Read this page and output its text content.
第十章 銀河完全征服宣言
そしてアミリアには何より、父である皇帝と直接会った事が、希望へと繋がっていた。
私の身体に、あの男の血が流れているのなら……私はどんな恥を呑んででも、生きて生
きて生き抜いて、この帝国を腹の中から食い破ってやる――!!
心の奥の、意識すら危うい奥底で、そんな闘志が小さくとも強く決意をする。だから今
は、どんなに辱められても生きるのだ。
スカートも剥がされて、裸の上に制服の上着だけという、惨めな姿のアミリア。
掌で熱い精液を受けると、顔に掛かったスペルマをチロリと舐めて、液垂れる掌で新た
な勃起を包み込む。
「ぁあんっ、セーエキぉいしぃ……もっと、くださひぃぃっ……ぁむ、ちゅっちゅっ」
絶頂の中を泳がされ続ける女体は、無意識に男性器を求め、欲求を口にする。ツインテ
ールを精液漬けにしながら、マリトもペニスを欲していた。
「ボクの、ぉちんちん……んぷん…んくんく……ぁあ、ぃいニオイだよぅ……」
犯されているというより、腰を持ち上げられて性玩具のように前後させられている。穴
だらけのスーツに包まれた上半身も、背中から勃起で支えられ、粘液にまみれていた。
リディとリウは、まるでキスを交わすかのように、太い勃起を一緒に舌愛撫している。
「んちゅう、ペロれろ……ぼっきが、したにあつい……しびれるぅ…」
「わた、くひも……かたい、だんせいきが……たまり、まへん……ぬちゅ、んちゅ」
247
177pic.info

### AIM OF THE EXERCISE
The records above are to be repeated exactly, in their entirety.

### EXERCISE OUTPUT
Read this page and output its text content.
第十章 銀河完全征服宣言
そしてアミリアには何より、父である皇帝と直接会った事が、希望へと繋がっていた。
私の身体に、あの男の血が流れているのなら……私はどんな恥を呑んででも、生きて生
きて生き抜いて、この帝国を腹の中から食い破ってやる――!!
心の奥の、意識すら危うい奥底で、そんな闘志が小さくとも強く決意をする。だから今
は、どんなに辱められても生きるのだ。
スカートも剥がされて、裸の上に制服の上着だけという、惨めな姿のアミリア。
掌で熱い精液を受けると、顔に掛かったスペルマをチロリと舐めて、液垂れる掌で新た
な勃起を包み込む。
「ぁあんっ、セーエキぉいしぃ……もっと、くださひぃぃっ……ぁむ、ちゅっちゅっ」
絶頂の中を泳がされ続ける女体は、無意識に男性器を求め、欲求を口にする。ツインテ
ールを精液漬けにしながら、マリトもペニスを欲していた。
「ボクの、ぉちんちん……んぷん…んくんく……ぁあ、ぃいニオイだよぅ……」
犯されているというより、腰を持ち上げられて性玩具のように前後させられている。穴
だらけのスーツに包まれた上半身も、背中から勃起で支えられ、粘液にまみれていた。
リディとリウは、まるでキスを交わすかのように、太い勃起を一緒に舌愛撫している。
「んちゅう、ペロれろ……ぼっきが、したにあつい……しびれるぅ…」
「わた、くひも……かたい、だんせいきが……たまり、まへん……ぬちゅ、んちゅ」
247
177pic.info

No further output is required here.